**SET TASK:**
Reproduce the listing below line for line, with no changes.

**RECORDS SHOWN:**
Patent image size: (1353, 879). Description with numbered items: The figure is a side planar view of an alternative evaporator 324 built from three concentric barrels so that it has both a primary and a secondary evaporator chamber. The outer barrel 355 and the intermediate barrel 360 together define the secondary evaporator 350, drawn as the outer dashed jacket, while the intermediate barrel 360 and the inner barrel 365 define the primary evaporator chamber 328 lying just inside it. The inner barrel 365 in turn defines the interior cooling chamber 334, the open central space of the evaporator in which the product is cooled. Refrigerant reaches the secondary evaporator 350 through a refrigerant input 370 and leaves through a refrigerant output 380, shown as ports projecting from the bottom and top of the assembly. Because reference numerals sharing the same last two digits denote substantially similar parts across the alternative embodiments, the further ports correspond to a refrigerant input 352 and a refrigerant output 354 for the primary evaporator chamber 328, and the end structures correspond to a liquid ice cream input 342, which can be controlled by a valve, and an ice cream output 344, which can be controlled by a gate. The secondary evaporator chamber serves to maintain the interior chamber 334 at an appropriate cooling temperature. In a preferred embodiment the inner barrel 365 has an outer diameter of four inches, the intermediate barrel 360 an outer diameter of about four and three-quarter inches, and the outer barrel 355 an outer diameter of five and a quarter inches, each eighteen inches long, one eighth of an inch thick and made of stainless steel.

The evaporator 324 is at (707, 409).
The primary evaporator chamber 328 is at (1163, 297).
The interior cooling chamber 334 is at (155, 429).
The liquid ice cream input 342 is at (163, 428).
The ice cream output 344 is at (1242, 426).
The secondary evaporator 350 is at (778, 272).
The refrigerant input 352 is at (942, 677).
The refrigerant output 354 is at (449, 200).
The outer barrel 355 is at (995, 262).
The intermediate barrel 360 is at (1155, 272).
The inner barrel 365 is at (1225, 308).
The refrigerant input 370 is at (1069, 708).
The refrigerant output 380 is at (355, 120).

**TASK RESPONSE:**
Patent image size: (1353, 879). Description with numbered items: The figure is a side planar view of an alternative evaporator 324 built from three concentric barrels so that it has both a primary and a secondary evaporator chamber. The outer barrel 355 and the intermediate barrel 360 together define the secondary evaporator 350, drawn as the outer dashed jacket, while the intermediate barrel 360 and the inner barrel 365 define the primary evaporator chamber 328 lying just inside it. The inner barrel 365 in turn defines the interior cooling chamber 334, the open central space of the evaporator in which the product is cooled. Refrigerant reaches the secondary evaporator 350 through a refrigerant input 370 and leaves through a refrigerant output 380, shown as ports projecting from the bottom and top of the assembly. Because reference numerals sharing the same last two digits denote substantially similar parts across the alternative embodiments, the further ports correspond to a refrigerant input 352 and a refrigerant output 354 for the primary evaporator chamber 328, and the end structures correspond to a liquid ice cream input 342, which can be controlled by a valve, and an ice cream output 344, which can be controlled by a gate. The secondary evaporator chamber serves to maintain the interior chamber 334 at an appropriate cooling temperature. In a preferred embodiment the inner barrel 365 has an outer diameter of four inches, the intermediate barrel 360 an outer diameter of about four and three-quarter inches, and the outer barrel 355 an outer diameter of five and a quarter inches, each eighteen inches long, one eighth of an inch thick and made of stainless steel.

The evaporator 324 is at (707, 409).
The primary evaporator chamber 328 is at (1163, 297).
The interior cooling chamber 334 is at (155, 429).
The liquid ice cream input 342 is at (163, 428).
The ice cream output 344 is at (1242, 426).
The secondary evaporator 350 is at (778, 272).
The refrigerant input 352 is at (942, 677).
The refrigerant output 354 is at (449, 200).
The outer barrel 355 is at (995, 262).
The intermediate barrel 360 is at (1155, 272).
The inner barrel 365 is at (1225, 308).
The refrigerant input 370 is at (1069, 708).
The refrigerant output 380 is at (355, 120).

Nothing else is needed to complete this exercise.